Exercise data.
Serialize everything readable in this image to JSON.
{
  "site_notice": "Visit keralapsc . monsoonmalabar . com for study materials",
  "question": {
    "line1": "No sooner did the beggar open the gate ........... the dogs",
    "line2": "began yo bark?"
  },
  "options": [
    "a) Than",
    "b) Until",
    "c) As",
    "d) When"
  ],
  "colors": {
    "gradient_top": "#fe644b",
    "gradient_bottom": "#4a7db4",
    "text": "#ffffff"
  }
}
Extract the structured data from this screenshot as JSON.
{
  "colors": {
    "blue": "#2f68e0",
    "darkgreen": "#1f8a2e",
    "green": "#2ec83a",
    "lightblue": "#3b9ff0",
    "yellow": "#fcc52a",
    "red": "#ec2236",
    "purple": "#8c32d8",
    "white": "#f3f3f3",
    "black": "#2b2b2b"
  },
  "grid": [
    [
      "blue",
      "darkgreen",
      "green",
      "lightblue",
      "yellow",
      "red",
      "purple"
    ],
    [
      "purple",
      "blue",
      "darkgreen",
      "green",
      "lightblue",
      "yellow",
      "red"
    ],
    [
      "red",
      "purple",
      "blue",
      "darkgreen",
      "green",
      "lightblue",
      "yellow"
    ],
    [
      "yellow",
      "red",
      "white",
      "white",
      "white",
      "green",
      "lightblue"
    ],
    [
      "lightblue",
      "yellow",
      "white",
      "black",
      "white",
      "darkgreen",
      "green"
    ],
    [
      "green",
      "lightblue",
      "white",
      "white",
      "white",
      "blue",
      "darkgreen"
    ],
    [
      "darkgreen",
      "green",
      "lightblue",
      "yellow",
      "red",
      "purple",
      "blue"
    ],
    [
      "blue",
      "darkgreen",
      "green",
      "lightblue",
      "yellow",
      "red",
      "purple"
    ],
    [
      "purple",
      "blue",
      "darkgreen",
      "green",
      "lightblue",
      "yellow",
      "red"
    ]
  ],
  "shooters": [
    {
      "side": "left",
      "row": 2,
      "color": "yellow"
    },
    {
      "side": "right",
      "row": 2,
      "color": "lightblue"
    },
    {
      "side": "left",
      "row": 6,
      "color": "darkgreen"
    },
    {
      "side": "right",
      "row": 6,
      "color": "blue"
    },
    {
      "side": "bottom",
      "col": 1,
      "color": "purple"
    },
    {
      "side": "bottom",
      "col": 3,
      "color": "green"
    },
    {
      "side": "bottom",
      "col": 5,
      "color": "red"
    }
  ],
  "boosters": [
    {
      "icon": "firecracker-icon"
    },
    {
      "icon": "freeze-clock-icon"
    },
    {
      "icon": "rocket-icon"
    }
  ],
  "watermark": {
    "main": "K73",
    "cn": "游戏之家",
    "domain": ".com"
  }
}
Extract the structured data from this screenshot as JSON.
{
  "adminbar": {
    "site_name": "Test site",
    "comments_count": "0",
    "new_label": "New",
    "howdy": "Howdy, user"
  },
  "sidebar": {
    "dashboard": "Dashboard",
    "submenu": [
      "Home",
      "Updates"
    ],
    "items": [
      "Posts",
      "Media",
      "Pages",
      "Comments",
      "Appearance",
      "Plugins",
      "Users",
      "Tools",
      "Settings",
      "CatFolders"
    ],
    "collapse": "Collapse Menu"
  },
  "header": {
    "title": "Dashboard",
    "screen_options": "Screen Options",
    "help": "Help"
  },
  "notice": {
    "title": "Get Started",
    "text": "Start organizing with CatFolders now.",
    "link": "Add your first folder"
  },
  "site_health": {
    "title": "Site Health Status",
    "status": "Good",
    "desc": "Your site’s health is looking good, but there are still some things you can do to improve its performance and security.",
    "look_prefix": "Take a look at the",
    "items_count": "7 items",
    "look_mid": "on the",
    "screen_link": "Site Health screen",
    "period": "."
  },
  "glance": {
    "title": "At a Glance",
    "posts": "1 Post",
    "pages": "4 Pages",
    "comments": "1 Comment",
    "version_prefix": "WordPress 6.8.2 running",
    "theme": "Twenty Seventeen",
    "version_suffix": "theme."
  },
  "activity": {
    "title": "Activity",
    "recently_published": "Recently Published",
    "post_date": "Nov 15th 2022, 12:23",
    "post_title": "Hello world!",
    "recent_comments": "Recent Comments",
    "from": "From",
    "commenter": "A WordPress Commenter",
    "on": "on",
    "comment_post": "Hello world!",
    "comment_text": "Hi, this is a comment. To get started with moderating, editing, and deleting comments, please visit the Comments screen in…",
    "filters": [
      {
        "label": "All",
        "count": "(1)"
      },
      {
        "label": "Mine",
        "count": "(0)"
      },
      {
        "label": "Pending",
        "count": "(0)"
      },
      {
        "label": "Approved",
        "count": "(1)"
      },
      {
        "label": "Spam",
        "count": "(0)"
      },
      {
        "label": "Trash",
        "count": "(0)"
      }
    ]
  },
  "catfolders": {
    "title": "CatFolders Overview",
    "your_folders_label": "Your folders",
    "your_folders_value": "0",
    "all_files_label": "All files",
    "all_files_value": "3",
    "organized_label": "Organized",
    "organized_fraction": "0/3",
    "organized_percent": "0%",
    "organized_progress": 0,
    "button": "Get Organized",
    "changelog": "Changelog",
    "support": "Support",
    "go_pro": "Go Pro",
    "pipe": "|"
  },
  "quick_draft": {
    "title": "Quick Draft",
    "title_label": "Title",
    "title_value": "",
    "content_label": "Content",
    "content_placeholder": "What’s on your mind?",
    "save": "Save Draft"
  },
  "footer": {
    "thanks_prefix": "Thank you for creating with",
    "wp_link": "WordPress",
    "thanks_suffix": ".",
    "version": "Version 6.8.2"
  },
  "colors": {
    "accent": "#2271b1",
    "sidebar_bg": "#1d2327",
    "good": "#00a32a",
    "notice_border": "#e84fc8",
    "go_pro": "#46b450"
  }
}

What to work on. Above are the records; retype every one exactly.

The response.
Serialize everything readable in this image to JSON.
{
  "site_notice": "Visit keralapsc . monsoonmalabar . com for study materials",
  "question": {
    "line1": "No sooner did the beggar open the gate ........... the dogs",
    "line2": "began yo bark?"
  },
  "options": [
    "a) Than",
    "b) Until",
    "c) As",
    "d) When"
  ],
  "colors": {
    "gradient_top": "#fe644b",
    "gradient_bottom": "#4a7db4",
    "text": "#ffffff"
  }
}
Extract the structured data from this screenshot as JSON.
{
  "colors": {
    "blue": "#2f68e0",
    "darkgreen": "#1f8a2e",
    "green": "#2ec83a",
    "lightblue": "#3b9ff0",
    "yellow": "#fcc52a",
    "red": "#ec2236",
    "purple": "#8c32d8",
    "white": "#f3f3f3",
    "black": "#2b2b2b"
  },
  "grid": [
    [
      "blue",
      "darkgreen",
      "green",
      "lightblue",
      "yellow",
      "red",
      "purple"
    ],
    [
      "purple",
      "blue",
      "darkgreen",
      "green",
      "lightblue",
      "yellow",
      "red"
    ],
    [
      "red",
      "purple",
      "blue",
      "darkgreen",
      "green",
      "lightblue",
      "yellow"
    ],
    [
      "yellow",
      "red",
      "white",
      "white",
      "white",
      "green",
      "lightblue"
    ],
    [
      "lightblue",
      "yellow",
      "white",
      "black",
      "white",
      "darkgreen",
      "green"
    ],
    [
      "green",
      "lightblue",
      "white",
      "white",
      "white",
      "blue",
      "darkgreen"
    ],
    [
      "darkgreen",
      "green",
      "lightblue",
      "yellow",
      "red",
      "purple",
      "blue"
    ],
    [
      "blue",
      "darkgreen",
      "green",
      "lightblue",
      "yellow",
      "red",
      "purple"
    ],
    [
      "purple",
      "blue",
      "darkgreen",
      "green",
      "lightblue",
      "yellow",
      "red"
    ]
  ],
  "shooters": [
    {
      "side": "left",
      "row": 2,
      "color": "yellow"
    },
    {
      "side": "right",
      "row": 2,
      "color": "lightblue"
    },
    {
      "side": "left",
      "row": 6,
      "color": "darkgreen"
    },
    {
      "side": "right",
      "row": 6,
      "color": "blue"
    },
    {
      "side": "bottom",
      "col": 1,
      "color": "purple"
    },
    {
      "side": "bottom",
      "col": 3,
      "color": "green"
    },
    {
      "side": "bottom",
      "col": 5,
      "color": "red"
    }
  ],
  "boosters": [
    {
      "icon": "firecracker-icon"
    },
    {
      "icon": "freeze-clock-icon"
    },
    {
      "icon": "rocket-icon"
    }
  ],
  "watermark": {
    "main": "K73",
    "cn": "游戏之家",
    "domain": ".com"
  }
}
Extract the structured data from this screenshot as JSON.
{
  "adminbar": {
    "site_name": "Test site",
    "comments_count": "0",
    "new_label": "New",
    "howdy": "Howdy, user"
  },
  "sidebar": {
    "dashboard": "Dashboard",
    "submenu": [
      "Home",
      "Updates"
    ],
    "items": [
      "Posts",
      "Media",
      "Pages",
      "Comments",
      "Appearance",
      "Plugins",
      "Users",
      "Tools",
      "Settings",
      "CatFolders"
    ],
    "collapse": "Collapse Menu"
  },
  "header": {
    "title": "Dashboard",
    "screen_options": "Screen Options",
    "help": "Help"
  },
  "notice": {
    "title": "Get Started",
    "text": "Start organizing with CatFolders now.",
    "link": "Add your first folder"
  },
  "site_health": {
    "title": "Site Health Status",
    "status": "Good",
    "desc": "Your site’s health is looking good, but there are still some things you can do to improve its performance and security.",
    "look_prefix": "Take a look at the",
    "items_count": "7 items",
    "look_mid": "on the",
    "screen_link": "Site Health screen",
    "period": "."
  },
  "glance": {
    "title": "At a Glance",
    "posts": "1 Post",
    "pages": "4 Pages",
    "comments": "1 Comment",
    "version_prefix": "WordPress 6.8.2 running",
    "theme": "Twenty Seventeen",
    "version_suffix": "theme."
  },
  "activity": {
    "title": "Activity",
    "recently_published": "Recently Published",
    "post_date": "Nov 15th 2022, 12:23",
    "post_title": "Hello world!",
    "recent_comments": "Recent Comments",
    "from": "From",
    "commenter": "A WordPress Commenter",
    "on": "on",
    "comment_post": "Hello world!",
    "comment_text": "Hi, this is a comment. To get started with moderating, editing, and deleting comments, please visit the Comments screen in…",
    "filters": [
      {
        "label": "All",
        "count": "(1)"
      },
      {
        "label": "Mine",
        "count": "(0)"
      },
      {
        "label": "Pending",
        "count": "(0)"
      },
      {
        "label": "Approved",
        "count": "(1)"
      },
      {
        "label": "Spam",
        "count": "(0)"
      },
      {
        "label": "Trash",
        "count": "(0)"
      }
    ]
  },
  "catfolders": {
    "title": "CatFolders Overview",
    "your_folders_label": "Your folders",
    "your_folders_value": "0",
    "all_files_label": "All files",
    "all_files_value": "3",
    "organized_label": "Organized",
    "organized_fraction": "0/3",
    "organized_percent": "0%",
    "organized_progress": 0,
    "button": "Get Organized",
    "changelog": "Changelog",
    "support": "Support",
    "go_pro": "Go Pro",
    "pipe": "|"
  },
  "quick_draft": {
    "title": "Quick Draft",
    "title_label": "Title",
    "title_value": "",
    "content_label": "Content",
    "content_placeholder": "What’s on your mind?",
    "save": "Save Draft"
  },
  "footer": {
    "thanks_prefix": "Thank you for creating with",
    "wp_link": "WordPress",
    "thanks_suffix": ".",
    "version": "Version 6.8.2"
  },
  "colors": {
    "accent": "#2271b1",
    "sidebar_bg": "#1d2327",
    "good": "#00a32a",
    "notice_border": "#e84fc8",
    "go_pro": "#46b450"
  }
}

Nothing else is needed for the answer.